RECORDS SUPPLIED →
%%

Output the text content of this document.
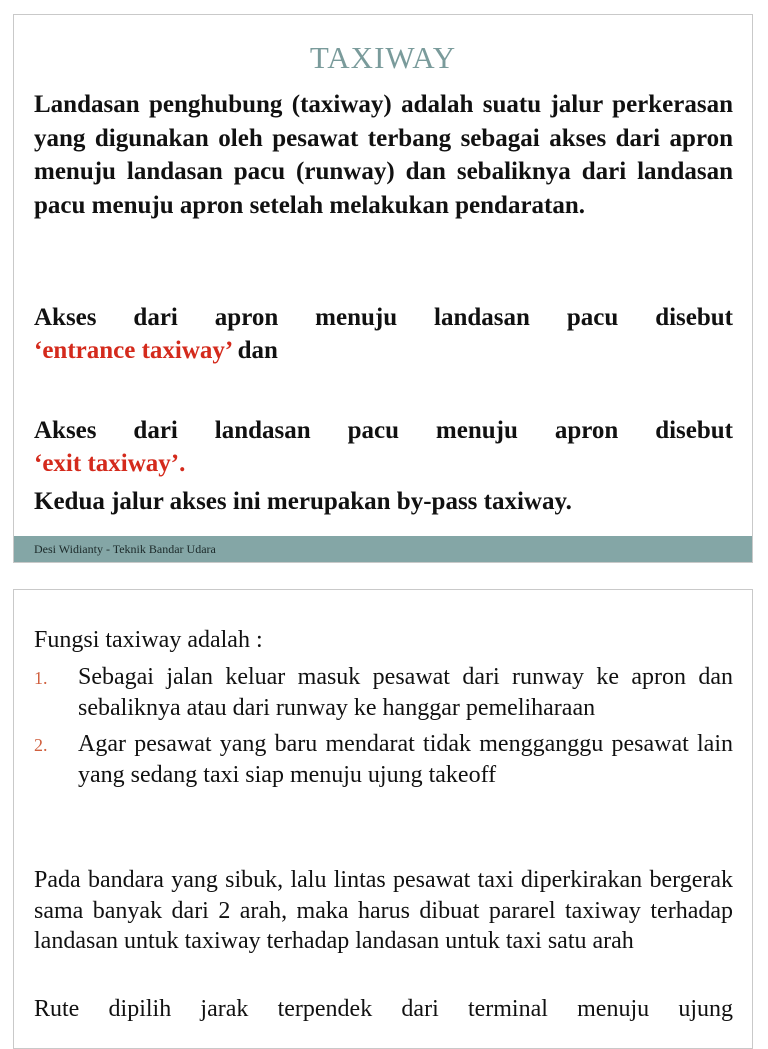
TAXIWAY

Landasan penghubung (taxiway) adalah suatu jalur perkerasan yang digunakan oleh pesawat terbang sebagai akses dari apron menuju landasan pacu (runway) dan sebaliknya dari landasan pacu menuju apron setelah melakukan pendaratan.

Akses dari apron menuju landasan pacu disebut

‘entrance taxiway’ dan

Akses dari landasan pacu menuju apron disebut

‘exit taxiway’.

Kedua jalur akses ini merupakan by-pass taxiway.

Desi Widianty - Teknik Bandar Udara

Fungsi taxiway adalah :

1. Sebagai jalan keluar masuk pesawat dari runway ke apron dan sebaliknya atau dari runway ke hanggar pemeliharaan
2. Agar pesawat yang baru mendarat tidak mengganggu pesawat lain yang sedang taxi siap menuju ujung takeoff

Pada bandara yang sibuk, lalu lintas pesawat taxi diperkirakan bergerak sama banyak dari 2 arah, maka harus dibuat pararel taxiway terhadap landasan untuk taxiway terhadap landasan untuk taxi satu arah

Rute dipilih jarak terpendek dari terminal menuju ujung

%%

TASK PROMPT →
Pictures stay out; reproduce every line of the records exactly.

CORRECT OUTPUT →
Output the text content of this document.
TAXIWAY

Landasan penghubung (taxiway) adalah suatu jalur perkerasan yang digunakan oleh pesawat terbang sebagai akses dari apron menuju landasan pacu (runway) dan sebaliknya dari landasan pacu menuju apron setelah melakukan pendaratan.

Akses dari apron menuju landasan pacu disebut

‘entrance taxiway’ dan

Akses dari landasan pacu menuju apron disebut

‘exit taxiway’.

Kedua jalur akses ini merupakan by-pass taxiway.

Desi Widianty - Teknik Bandar Udara

Fungsi taxiway adalah :

1. Sebagai jalan keluar masuk pesawat dari runway ke apron dan sebaliknya atau dari runway ke hanggar pemeliharaan
2. Agar pesawat yang baru mendarat tidak mengganggu pesawat lain yang sedang taxi siap menuju ujung takeoff

Pada bandara yang sibuk, lalu lintas pesawat taxi diperkirakan bergerak sama banyak dari 2 arah, maka harus dibuat pararel taxiway terhadap landasan untuk taxiway terhadap landasan untuk taxi satu arah

Rute dipilih jarak terpendek dari terminal menuju ujung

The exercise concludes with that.